Exercise details - State how many lines include "incidence", giving the number by itself.

Dataset records -

▬▬▬▬▬▬▬▬▬▬

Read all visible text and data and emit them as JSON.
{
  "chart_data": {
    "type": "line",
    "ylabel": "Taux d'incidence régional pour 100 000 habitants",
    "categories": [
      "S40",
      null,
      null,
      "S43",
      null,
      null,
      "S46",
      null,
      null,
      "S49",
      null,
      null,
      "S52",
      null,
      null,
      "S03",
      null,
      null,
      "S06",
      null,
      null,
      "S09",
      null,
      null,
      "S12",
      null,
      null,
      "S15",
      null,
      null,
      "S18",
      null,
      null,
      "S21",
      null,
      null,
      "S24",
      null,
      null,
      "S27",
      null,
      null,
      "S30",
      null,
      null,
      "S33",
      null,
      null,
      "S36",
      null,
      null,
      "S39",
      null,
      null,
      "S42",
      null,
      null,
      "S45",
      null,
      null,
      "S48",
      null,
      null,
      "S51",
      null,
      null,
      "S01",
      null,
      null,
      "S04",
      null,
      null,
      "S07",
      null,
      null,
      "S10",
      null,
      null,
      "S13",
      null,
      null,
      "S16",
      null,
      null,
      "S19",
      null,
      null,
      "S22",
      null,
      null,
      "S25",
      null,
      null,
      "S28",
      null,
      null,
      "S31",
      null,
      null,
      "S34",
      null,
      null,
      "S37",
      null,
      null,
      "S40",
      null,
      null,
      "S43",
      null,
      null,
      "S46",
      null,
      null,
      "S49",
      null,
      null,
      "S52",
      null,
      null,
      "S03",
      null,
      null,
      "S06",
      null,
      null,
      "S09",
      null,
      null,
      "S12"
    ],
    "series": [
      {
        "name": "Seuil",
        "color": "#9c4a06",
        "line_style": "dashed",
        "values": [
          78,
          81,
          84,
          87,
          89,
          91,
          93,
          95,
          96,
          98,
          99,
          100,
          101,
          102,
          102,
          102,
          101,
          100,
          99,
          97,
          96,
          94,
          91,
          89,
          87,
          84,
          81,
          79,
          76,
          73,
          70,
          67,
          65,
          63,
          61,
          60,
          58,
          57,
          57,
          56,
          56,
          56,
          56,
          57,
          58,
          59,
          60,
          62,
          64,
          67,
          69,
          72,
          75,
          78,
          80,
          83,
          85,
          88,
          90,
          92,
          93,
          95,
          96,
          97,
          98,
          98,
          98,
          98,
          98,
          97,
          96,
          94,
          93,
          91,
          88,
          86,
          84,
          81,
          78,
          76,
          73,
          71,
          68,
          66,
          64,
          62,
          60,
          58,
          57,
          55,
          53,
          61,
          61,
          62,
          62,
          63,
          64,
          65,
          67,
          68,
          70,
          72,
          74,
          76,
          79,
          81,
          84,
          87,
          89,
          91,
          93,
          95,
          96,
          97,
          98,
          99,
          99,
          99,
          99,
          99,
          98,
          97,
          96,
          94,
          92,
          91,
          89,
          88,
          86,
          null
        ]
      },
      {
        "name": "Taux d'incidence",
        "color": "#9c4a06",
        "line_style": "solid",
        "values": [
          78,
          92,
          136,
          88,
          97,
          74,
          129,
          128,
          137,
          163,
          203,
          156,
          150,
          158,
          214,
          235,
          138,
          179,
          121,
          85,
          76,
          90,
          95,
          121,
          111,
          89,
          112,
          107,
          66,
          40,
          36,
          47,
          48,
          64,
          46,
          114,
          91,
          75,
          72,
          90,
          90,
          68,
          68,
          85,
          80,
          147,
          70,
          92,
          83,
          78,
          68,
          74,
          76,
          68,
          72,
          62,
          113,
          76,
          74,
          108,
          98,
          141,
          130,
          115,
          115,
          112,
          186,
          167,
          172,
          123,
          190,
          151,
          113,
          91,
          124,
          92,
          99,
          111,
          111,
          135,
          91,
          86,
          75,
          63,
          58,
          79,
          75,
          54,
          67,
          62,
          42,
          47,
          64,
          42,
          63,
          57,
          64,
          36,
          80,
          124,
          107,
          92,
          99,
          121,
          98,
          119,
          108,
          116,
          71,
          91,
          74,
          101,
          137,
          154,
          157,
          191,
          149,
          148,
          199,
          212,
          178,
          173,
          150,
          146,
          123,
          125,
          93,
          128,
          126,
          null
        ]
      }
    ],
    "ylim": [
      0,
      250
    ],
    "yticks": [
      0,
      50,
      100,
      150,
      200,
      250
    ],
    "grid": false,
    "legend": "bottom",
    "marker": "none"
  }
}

▬▬▬▬▬▬▬▬▬▬

Task solution - 2